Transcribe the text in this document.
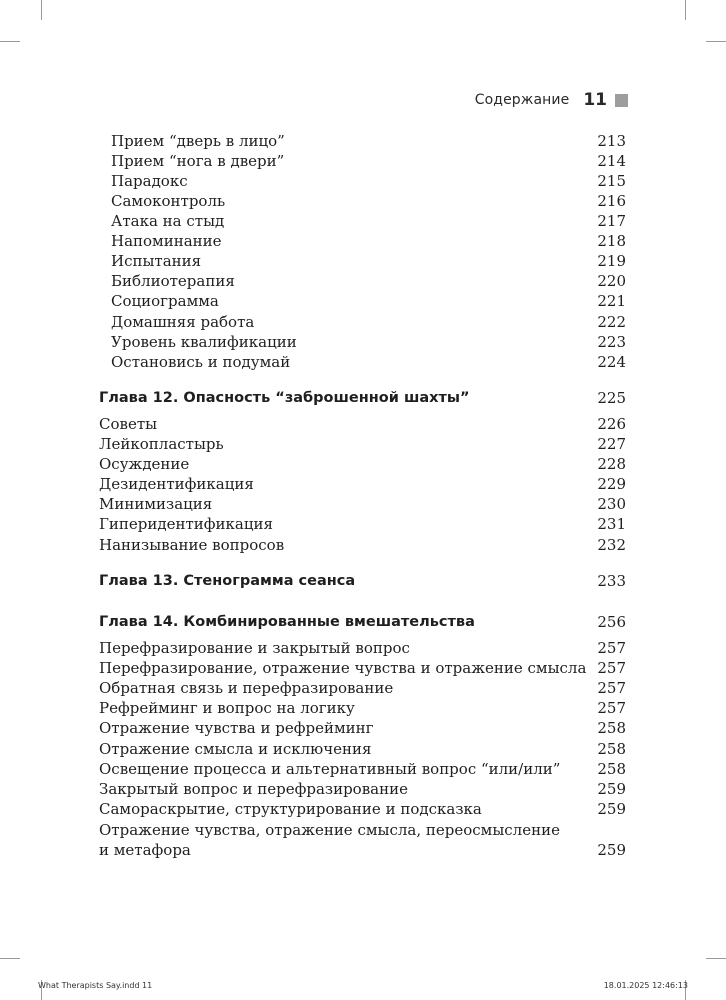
Содержание 11
Прием “дверь в лицо”	213
Прием “нога в двери”	214
Парадокс	215
Самоконтроль	216
Атака на стыд	217
Напоминание	218
Испытания	219
Библиотерапия	220
Социограмма	221
Домашняя работа	222
Уровень квалификации	223
Остановись и подумай	224
Глава 12. Опасность “заброшенной шахты”	225
Советы	226
Лейкопластырь	227
Осуждение	228
Дезидентификация	229
Минимизация	230
Гиперидентификация	231
Нанизывание вопросов	232
Глава 13. Стенограмма сеанса	233
Глава 14. Комбинированные вмешательства	256
Перефразирование и закрытый вопрос	257
Перефразирование, отражение чувства и отражение смысла 257
Обратная связь и перефразирование	257
Рефрейминг и вопрос на логику	257
Отражение чувства и рефрейминг	258
Отражение смысла и исключения	258
Освещение процесса и альтернативный вопрос “или/или” 258
Закрытый вопрос и перефразирование	259
Самораскрытие, структурирование и подсказка	259
Отражение чувства, отражение смысла, переосмысление
и метафора	259
What Therapists Say.indd 11	18.01.2025 12:46:13
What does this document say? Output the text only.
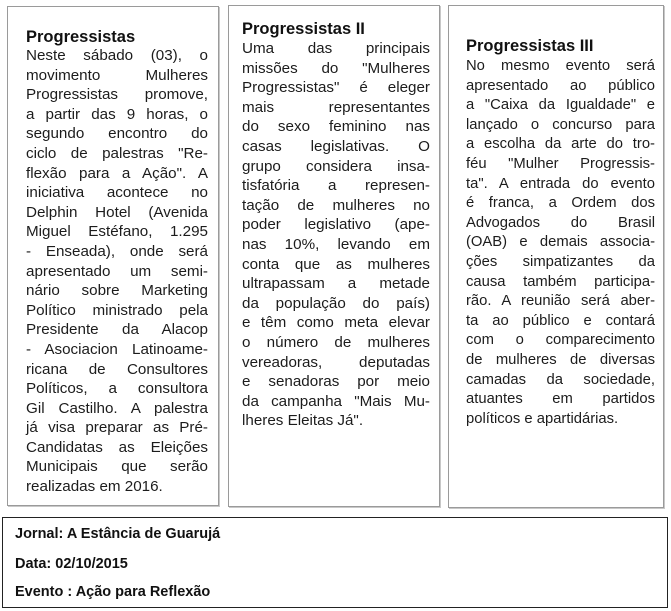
Progressistas
Neste sábado (03), o
movimento Mulheres
Progressistas promove,
a partir das 9 horas, o
segundo encontro do
ciclo de palestras "Re-
flexão para a Ação". A
iniciativa acontece no
Delphin Hotel (Avenida
Miguel Estéfano, 1.295
- Enseada), onde será
apresentado um semi-
nário sobre Marketing
Político ministrado pela
Presidente da Alacop
- Asociacion Latinoame-
ricana de Consultores
Políticos, a consultora
Gil Castilho. A palestra
já visa preparar as Pré-
Candidatas as Eleições
Municipais que serão
realizadas em 2016.
Progressistas II
Uma das principais
missões do "Mulheres
Progressistas" é eleger
mais representantes
do sexo feminino nas
casas legislativas. O
grupo considera insa-
tisfatória a represen-
tação de mulheres no
poder legislativo (ape-
nas 10%, levando em
conta que as mulheres
ultrapassam a metade
da população do país)
e têm como meta elevar
o número de mulheres
vereadoras, deputadas
e senadoras por meio
da campanha "Mais Mu-
lheres Eleitas Já".
Progressistas III
No mesmo evento será
apresentado ao público
a "Caixa da Igualdade" e
lançado o concurso para
a escolha da arte do tro-
féu "Mulher Progressis-
ta". A entrada do evento
é franca, a Ordem dos
Advogados do Brasil
(OAB) e demais associa-
ções simpatizantes da
causa também participa-
rão. A reunião será aber-
ta ao público e contará
com o comparecimento
de mulheres de diversas
camadas da sociedade,
atuantes em partidos
políticos e apartidárias.
Jornal: A Estância de Guarujá
Data: 02/10/2015
Evento : Ação para Reflexão
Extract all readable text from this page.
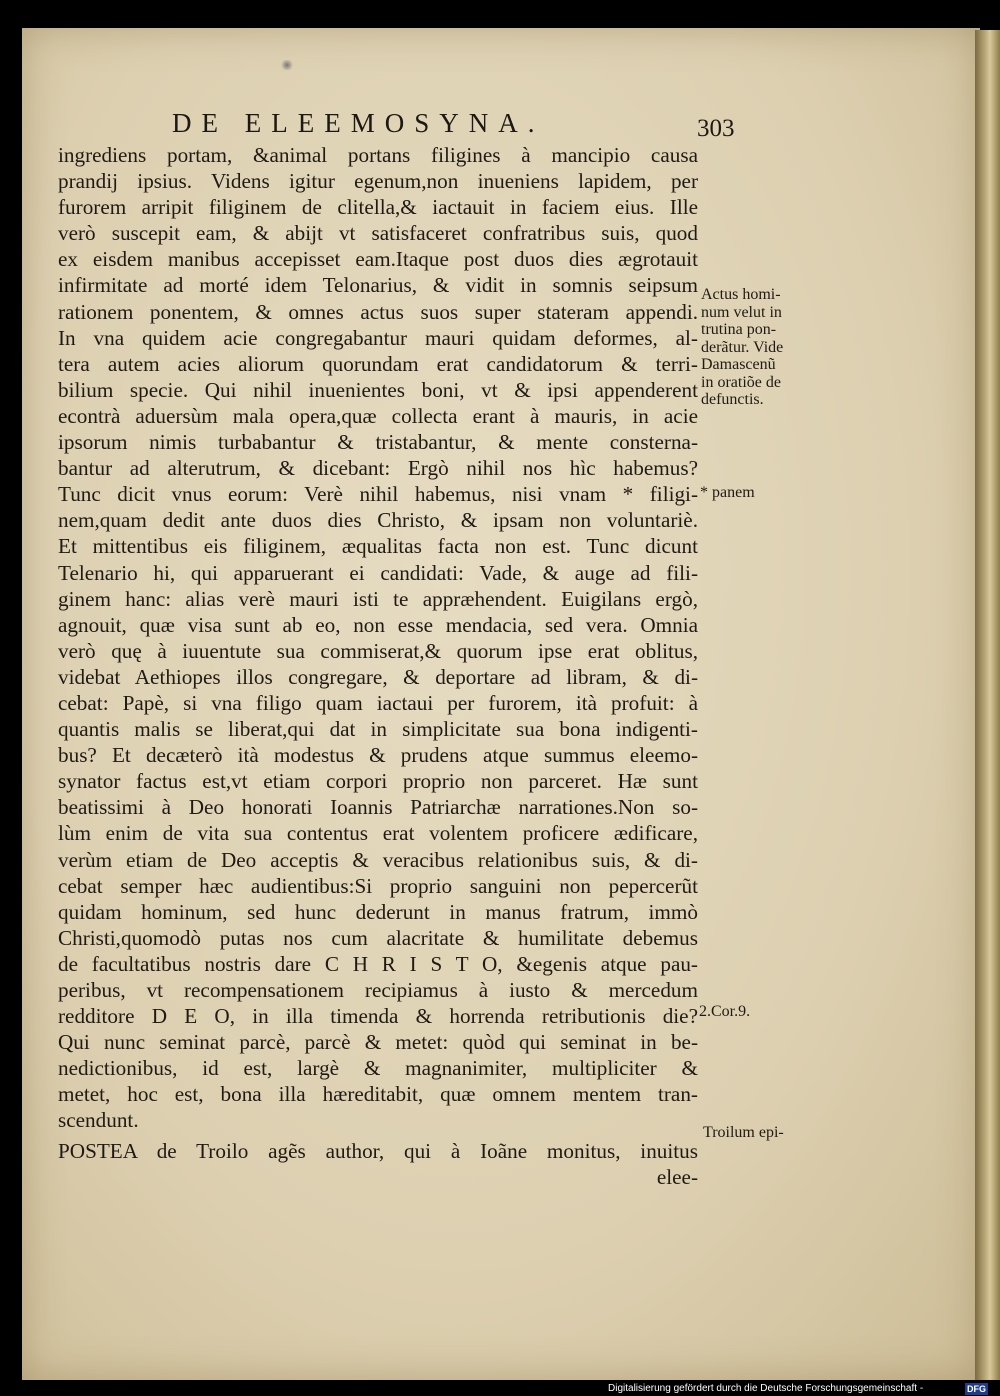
DE ELEEMOSYNA.	303
ingrediens portam, &animal portans filigines à mancipio causa
prandij ipsius. Videns igitur egenum,non inueniens lapidem, per
furorem arripit filiginem de clitella,& iactauit in faciem eius. Ille
verò suscepit eam, & abijt vt satisfaceret confratribus suis, quod
ex eisdem manibus accepisset eam.Itaque post duos dies ægrotauit
infirmitate ad morté idem Telonarius, & vidit in somnis seipsum
rationem ponentem, & omnes actus suos super stateram appendi.
In vna quidem acie congregabantur mauri quidam deformes, al-
tera autem acies aliorum quorundam erat candidatorum & terri-
bilium specie. Qui nihil inuenientes boni, vt & ipsi appenderent
econtrà aduersùm mala opera,quæ collecta erant à mauris, in acie
ipsorum nimis turbabantur & tristabantur, & mente consterna-
bantur ad alterutrum, & dicebant: Ergò nihil nos hìc habemus?
Tunc dicit vnus eorum: Verè nihil habemus, nisi vnam * filigi-
nem,quam dedit ante duos dies Christo, & ipsam non voluntariè.
Et mittentibus eis filiginem, æqualitas facta non est. Tunc dicunt
Telenario hi, qui apparuerant ei candidati: Vade, & auge ad fili-
ginem hanc: alias verè mauri isti te appræhendent. Euigilans ergò,
agnouit, quæ visa sunt ab eo, non esse mendacia, sed vera. Omnia
verò quę à iuuentute sua commiserat,& quorum ipse erat oblitus,
videbat Aethiopes illos congregare, & deportare ad libram, & di-
cebat: Papè, si vna filigo quam iactaui per furorem, ità profuit: à
quantis malis se liberat,qui dat in simplicitate sua bona indigenti-
bus? Et decæterò ità modestus & prudens atque summus eleemo-
synator factus est,vt etiam corpori proprio non parceret. Hæ sunt
beatissimi à Deo honorati Ioannis Patriarchæ narrationes.Non so-
lùm enim de vita sua contentus erat volentem proficere ædificare,
verùm etiam de Deo acceptis & veracibus relationibus suis, & di-
cebat semper hæc audientibus:Si proprio sanguini non pepercerũt
quidam hominum, sed hunc dederunt in manus fratrum, immò
Christi,quomodò putas nos cum alacritate & humilitate debemus
de facultatibus nostris dare C H R I S T O, &egenis atque pau-
peribus, vt recompensationem recipiamus à iusto & mercedum
redditore D E O, in illa timenda & horrenda retributionis die?
Qui nunc seminat parcè, parcè & metet: quòd qui seminat in be-
nedictionibus, id est, largè & magnanimiter, multipliciter &
metet, hoc est, bona illa hæreditabit, quæ omnem mentem tran-
scendunt.
POSTEA de Troilo agẽs author, qui à Ioãne monitus, inuitus
elee-
Actus homi-
num velut in
trutina pon-
derãtur. Vide
Damascenũ
in oratiõe de
defunctis.
* panem
2.Cor.9.
Troilum epi-
Digitalisierung gefördert durch die Deutsche Forschungsgemeinschaft -	DFG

================================

To be done: Leaving aside the images, write out the entries above word for word.

Output:
Transcribe the text in this document.
Содержание 11
Прием “дверь в лицо”	213
Прием “нога в двери”	214
Парадокс	215
Самоконтроль	216
Атака на стыд	217
Напоминание	218
Испытания	219
Библиотерапия	220
Социограмма	221
Домашняя работа	222
Уровень квалификации	223
Остановись и подумай	224
Глава 12. Опасность “заброшенной шахты”	225
Советы	226
Лейкопластырь	227
Осуждение	228
Дезидентификация	229
Минимизация	230
Гиперидентификация	231
Нанизывание вопросов	232
Глава 13. Стенограмма сеанса	233
Глава 14. Комбинированные вмешательства	256
Перефразирование и закрытый вопрос	257
Перефразирование, отражение чувства и отражение смысла 257
Обратная связь и перефразирование	257
Рефрейминг и вопрос на логику	257
Отражение чувства и рефрейминг	258
Отражение смысла и исключения	258
Освещение процесса и альтернативный вопрос “или/или” 258
Закрытый вопрос и перефразирование	259
Самораскрытие, структурирование и подсказка	259
Отражение чувства, отражение смысла, переосмысление
и метафора	259
What Therapists Say.indd 11	18.01.2025 12:46:13
What does this document say? Output the text only.
Progressistas
Neste sábado (03), o
movimento Mulheres
Progressistas promove,
a partir das 9 horas, o
segundo encontro do
ciclo de palestras "Re-
flexão para a Ação". A
iniciativa acontece no
Delphin Hotel (Avenida
Miguel Estéfano, 1.295
- Enseada), onde será
apresentado um semi-
nário sobre Marketing
Político ministrado pela
Presidente da Alacop
- Asociacion Latinoame-
ricana de Consultores
Políticos, a consultora
Gil Castilho. A palestra
já visa preparar as Pré-
Candidatas as Eleições
Municipais que serão
realizadas em 2016.
Progressistas II
Uma das principais
missões do "Mulheres
Progressistas" é eleger
mais representantes
do sexo feminino nas
casas legislativas. O
grupo considera insa-
tisfatória a represen-
tação de mulheres no
poder legislativo (ape-
nas 10%, levando em
conta que as mulheres
ultrapassam a metade
da população do país)
e têm como meta elevar
o número de mulheres
vereadoras, deputadas
e senadoras por meio
da campanha "Mais Mu-
lheres Eleitas Já".
Progressistas III
No mesmo evento será
apresentado ao público
a "Caixa da Igualdade" e
lançado o concurso para
a escolha da arte do tro-
féu "Mulher Progressis-
ta". A entrada do evento
é franca, a Ordem dos
Advogados do Brasil
(OAB) e demais associa-
ções simpatizantes da
causa também participa-
rão. A reunião será aber-
ta ao público e contará
com o comparecimento
de mulheres de diversas
camadas da sociedade,
atuantes em partidos
políticos e apartidárias.
Jornal: A Estância de Guarujá
Data: 02/10/2015
Evento : Ação para Reflexão
Extract all readable text from this page.
DE ELEEMOSYNA.	303
ingrediens portam, &animal portans filigines à mancipio causa
prandij ipsius. Videns igitur egenum,non inueniens lapidem, per
furorem arripit filiginem de clitella,& iactauit in faciem eius. Ille
verò suscepit eam, & abijt vt satisfaceret confratribus suis, quod
ex eisdem manibus accepisset eam.Itaque post duos dies ægrotauit
infirmitate ad morté idem Telonarius, & vidit in somnis seipsum
rationem ponentem, & omnes actus suos super stateram appendi.
In vna quidem acie congregabantur mauri quidam deformes, al-
tera autem acies aliorum quorundam erat candidatorum & terri-
bilium specie. Qui nihil inuenientes boni, vt & ipsi appenderent
econtrà aduersùm mala opera,quæ collecta erant à mauris, in acie
ipsorum nimis turbabantur & tristabantur, & mente consterna-
bantur ad alterutrum, & dicebant: Ergò nihil nos hìc habemus?
Tunc dicit vnus eorum: Verè nihil habemus, nisi vnam * filigi-
nem,quam dedit ante duos dies Christo, & ipsam non voluntariè.
Et mittentibus eis filiginem, æqualitas facta non est. Tunc dicunt
Telenario hi, qui apparuerant ei candidati: Vade, & auge ad fili-
ginem hanc: alias verè mauri isti te appræhendent. Euigilans ergò,
agnouit, quæ visa sunt ab eo, non esse mendacia, sed vera. Omnia
verò quę à iuuentute sua commiserat,& quorum ipse erat oblitus,
videbat Aethiopes illos congregare, & deportare ad libram, & di-
cebat: Papè, si vna filigo quam iactaui per furorem, ità profuit: à
quantis malis se liberat,qui dat in simplicitate sua bona indigenti-
bus? Et decæterò ità modestus & prudens atque summus eleemo-
synator factus est,vt etiam corpori proprio non parceret. Hæ sunt
beatissimi à Deo honorati Ioannis Patriarchæ narrationes.Non so-
lùm enim de vita sua contentus erat volentem proficere ædificare,
verùm etiam de Deo acceptis & veracibus relationibus suis, & di-
cebat semper hæc audientibus:Si proprio sanguini non pepercerũt
quidam hominum, sed hunc dederunt in manus fratrum, immò
Christi,quomodò putas nos cum alacritate & humilitate debemus
de facultatibus nostris dare C H R I S T O, &egenis atque pau-
peribus, vt recompensationem recipiamus à iusto & mercedum
redditore D E O, in illa timenda & horrenda retributionis die?
Qui nunc seminat parcè, parcè & metet: quòd qui seminat in be-
nedictionibus, id est, largè & magnanimiter, multipliciter &
metet, hoc est, bona illa hæreditabit, quæ omnem mentem tran-
scendunt.
POSTEA de Troilo agẽs author, qui à Ioãne monitus, inuitus
elee-
Actus homi-
num velut in
trutina pon-
derãtur. Vide
Damascenũ
in oratiõe de
defunctis.
* panem
2.Cor.9.
Troilum epi-
Digitalisierung gefördert durch die Deutsche Forschungsgemeinschaft -	DFG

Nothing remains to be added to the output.